» **Task instructions**:
Output solely the number of lines containing the string "this".

» **Supplied entries**:
○ ○ ○ ○ ○ ○ ○
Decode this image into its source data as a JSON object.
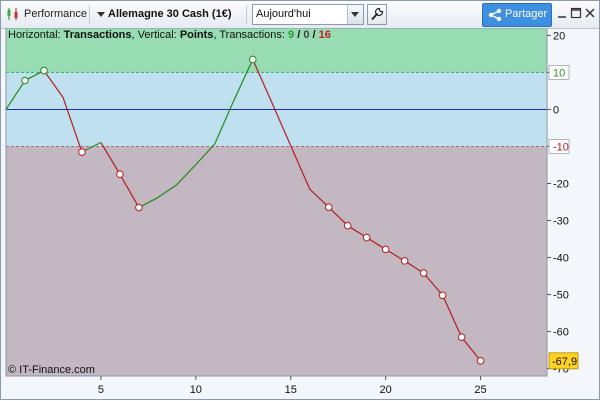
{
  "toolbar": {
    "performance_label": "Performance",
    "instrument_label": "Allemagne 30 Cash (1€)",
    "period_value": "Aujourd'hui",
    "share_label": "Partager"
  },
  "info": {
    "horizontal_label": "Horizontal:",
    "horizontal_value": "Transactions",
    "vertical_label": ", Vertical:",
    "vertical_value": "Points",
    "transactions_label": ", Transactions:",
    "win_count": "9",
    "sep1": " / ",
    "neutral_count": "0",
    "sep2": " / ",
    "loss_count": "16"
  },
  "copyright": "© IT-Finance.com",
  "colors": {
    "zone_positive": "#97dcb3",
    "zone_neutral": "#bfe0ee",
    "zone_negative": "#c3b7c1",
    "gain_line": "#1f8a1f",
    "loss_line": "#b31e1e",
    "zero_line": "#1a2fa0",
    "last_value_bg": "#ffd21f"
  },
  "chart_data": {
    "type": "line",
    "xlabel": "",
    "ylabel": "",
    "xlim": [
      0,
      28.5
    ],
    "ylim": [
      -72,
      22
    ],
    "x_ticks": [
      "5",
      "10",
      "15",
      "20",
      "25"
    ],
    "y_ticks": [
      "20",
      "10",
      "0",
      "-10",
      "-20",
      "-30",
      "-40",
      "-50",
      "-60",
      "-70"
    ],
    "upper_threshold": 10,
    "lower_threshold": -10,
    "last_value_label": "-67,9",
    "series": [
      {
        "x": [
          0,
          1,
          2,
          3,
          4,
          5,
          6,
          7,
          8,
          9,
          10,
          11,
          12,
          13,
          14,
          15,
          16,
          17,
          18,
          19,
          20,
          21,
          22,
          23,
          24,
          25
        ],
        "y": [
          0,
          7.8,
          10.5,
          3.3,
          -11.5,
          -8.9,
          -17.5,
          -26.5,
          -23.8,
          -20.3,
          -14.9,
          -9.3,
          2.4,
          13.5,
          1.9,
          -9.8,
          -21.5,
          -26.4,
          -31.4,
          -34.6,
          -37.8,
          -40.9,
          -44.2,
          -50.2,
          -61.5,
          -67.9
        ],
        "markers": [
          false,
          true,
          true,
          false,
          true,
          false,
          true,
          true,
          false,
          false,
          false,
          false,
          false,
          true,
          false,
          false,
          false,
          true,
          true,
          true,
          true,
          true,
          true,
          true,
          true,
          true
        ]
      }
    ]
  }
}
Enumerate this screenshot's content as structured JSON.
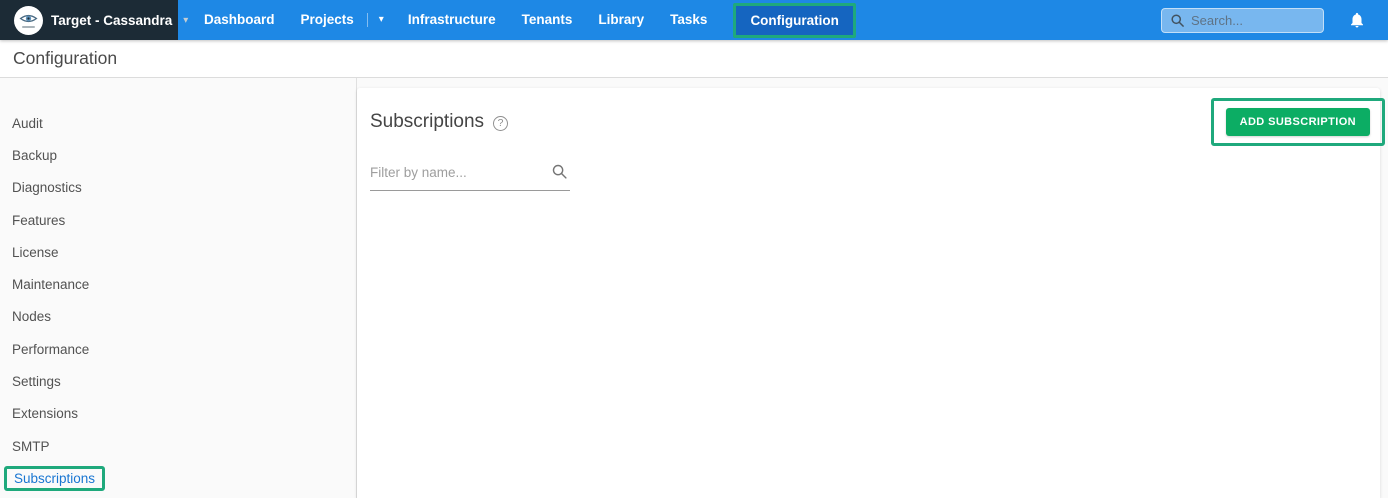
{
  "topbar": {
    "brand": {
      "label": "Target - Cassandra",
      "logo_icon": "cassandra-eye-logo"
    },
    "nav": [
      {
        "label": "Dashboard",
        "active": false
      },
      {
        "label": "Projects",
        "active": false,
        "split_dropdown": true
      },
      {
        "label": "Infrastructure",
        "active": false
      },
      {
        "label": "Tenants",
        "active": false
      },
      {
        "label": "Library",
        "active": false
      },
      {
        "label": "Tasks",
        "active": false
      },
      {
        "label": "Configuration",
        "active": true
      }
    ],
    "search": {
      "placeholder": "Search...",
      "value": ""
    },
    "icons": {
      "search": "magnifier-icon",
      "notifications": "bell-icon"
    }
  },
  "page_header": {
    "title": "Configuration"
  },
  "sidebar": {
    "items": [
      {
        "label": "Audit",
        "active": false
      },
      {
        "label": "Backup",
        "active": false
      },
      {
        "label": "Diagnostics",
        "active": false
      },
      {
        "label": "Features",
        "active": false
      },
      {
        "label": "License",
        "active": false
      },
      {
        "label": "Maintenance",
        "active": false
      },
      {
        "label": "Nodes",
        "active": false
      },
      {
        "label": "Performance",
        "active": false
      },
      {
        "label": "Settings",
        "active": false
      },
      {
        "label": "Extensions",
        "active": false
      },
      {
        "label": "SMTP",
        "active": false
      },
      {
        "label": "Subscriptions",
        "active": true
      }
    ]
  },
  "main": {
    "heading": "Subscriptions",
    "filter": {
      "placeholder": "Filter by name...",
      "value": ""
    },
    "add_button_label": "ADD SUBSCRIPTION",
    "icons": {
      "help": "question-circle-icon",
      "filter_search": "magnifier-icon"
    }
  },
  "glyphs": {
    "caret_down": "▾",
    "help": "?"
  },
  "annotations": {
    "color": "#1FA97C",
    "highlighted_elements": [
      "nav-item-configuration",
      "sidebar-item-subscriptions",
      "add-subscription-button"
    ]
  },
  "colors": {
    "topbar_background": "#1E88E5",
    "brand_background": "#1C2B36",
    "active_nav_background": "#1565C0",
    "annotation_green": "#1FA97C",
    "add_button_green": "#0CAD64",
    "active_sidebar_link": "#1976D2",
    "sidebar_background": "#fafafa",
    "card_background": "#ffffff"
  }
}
○ ○ ○ ○ ○ ○ ○
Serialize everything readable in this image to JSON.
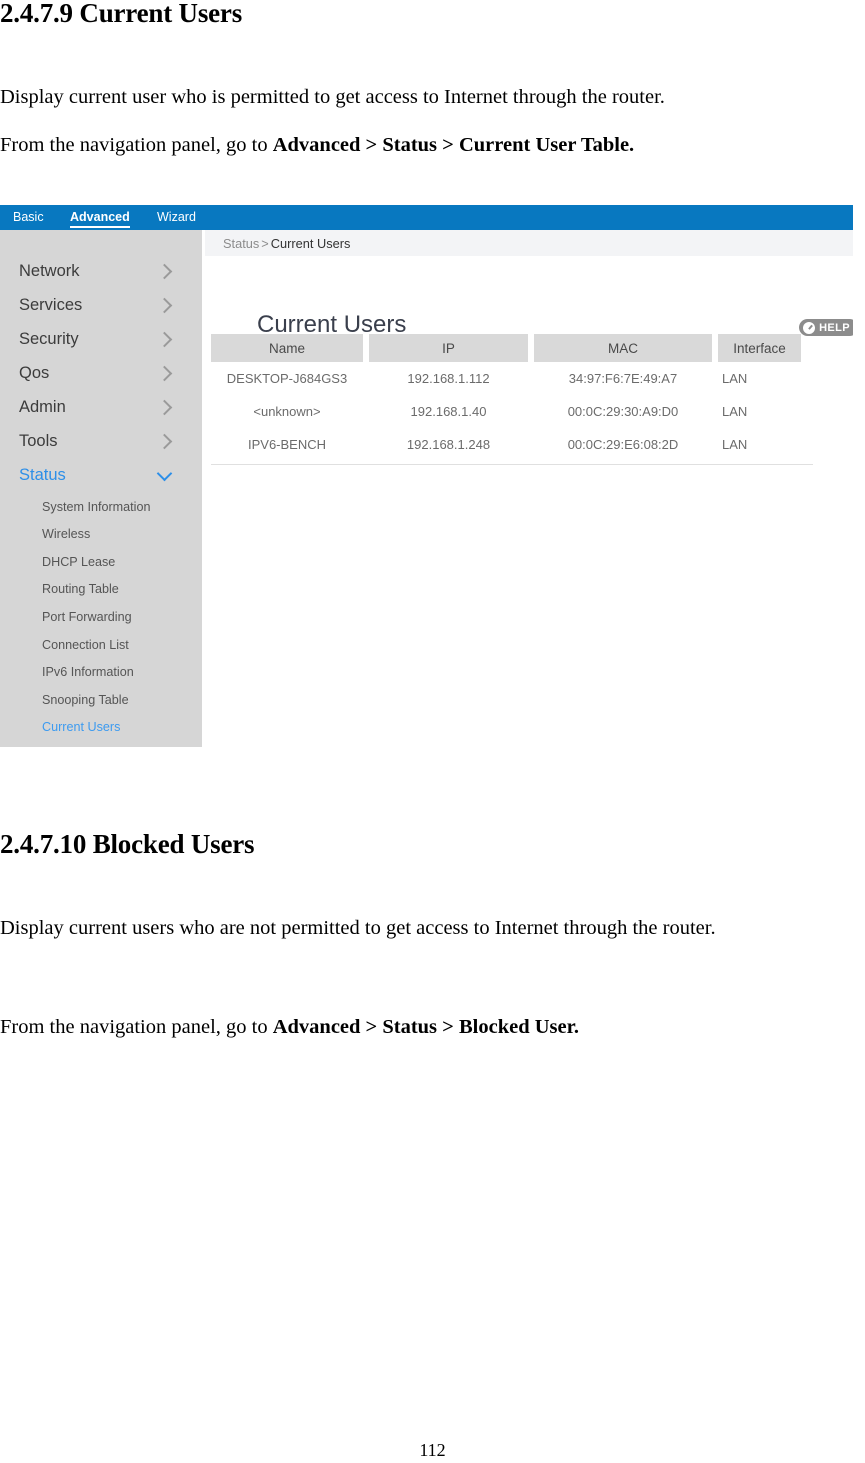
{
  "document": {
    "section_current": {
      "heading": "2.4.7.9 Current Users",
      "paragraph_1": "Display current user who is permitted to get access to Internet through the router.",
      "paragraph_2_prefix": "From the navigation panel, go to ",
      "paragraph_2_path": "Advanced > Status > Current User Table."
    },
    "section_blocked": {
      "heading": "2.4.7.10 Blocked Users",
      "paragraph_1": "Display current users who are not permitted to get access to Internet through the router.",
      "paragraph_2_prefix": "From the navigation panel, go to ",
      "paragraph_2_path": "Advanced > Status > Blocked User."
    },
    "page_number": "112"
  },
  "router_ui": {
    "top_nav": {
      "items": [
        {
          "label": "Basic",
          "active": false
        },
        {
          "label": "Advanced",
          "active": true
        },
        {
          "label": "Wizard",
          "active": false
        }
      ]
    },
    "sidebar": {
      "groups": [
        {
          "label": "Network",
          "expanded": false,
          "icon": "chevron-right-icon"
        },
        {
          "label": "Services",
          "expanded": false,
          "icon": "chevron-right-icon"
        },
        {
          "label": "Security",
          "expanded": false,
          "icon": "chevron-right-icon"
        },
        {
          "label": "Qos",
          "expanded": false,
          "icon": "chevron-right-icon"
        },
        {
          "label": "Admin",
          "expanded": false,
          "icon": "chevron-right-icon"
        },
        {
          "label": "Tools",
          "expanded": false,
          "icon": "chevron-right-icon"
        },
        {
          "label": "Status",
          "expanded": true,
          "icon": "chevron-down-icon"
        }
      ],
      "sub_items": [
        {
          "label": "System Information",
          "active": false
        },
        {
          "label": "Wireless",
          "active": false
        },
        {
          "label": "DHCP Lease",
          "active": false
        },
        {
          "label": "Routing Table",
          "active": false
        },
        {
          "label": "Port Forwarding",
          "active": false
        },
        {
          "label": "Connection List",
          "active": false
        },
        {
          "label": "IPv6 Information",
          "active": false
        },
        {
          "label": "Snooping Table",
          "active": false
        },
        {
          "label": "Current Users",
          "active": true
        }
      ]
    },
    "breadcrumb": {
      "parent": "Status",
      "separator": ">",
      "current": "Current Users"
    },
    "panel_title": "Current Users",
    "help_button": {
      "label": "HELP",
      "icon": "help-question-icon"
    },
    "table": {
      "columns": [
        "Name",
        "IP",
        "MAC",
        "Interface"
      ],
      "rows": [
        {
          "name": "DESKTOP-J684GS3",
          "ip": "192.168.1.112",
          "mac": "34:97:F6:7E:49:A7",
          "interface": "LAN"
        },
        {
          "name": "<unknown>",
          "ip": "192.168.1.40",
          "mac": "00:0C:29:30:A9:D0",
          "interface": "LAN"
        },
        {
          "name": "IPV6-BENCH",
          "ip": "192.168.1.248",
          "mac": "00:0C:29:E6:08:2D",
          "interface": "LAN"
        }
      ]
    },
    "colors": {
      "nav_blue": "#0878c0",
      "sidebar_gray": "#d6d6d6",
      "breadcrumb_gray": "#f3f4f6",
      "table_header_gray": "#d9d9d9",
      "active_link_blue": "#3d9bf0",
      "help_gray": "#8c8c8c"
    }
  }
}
○ ○ ○ ○ ○ ○ ○
» **Answer for the task**:
3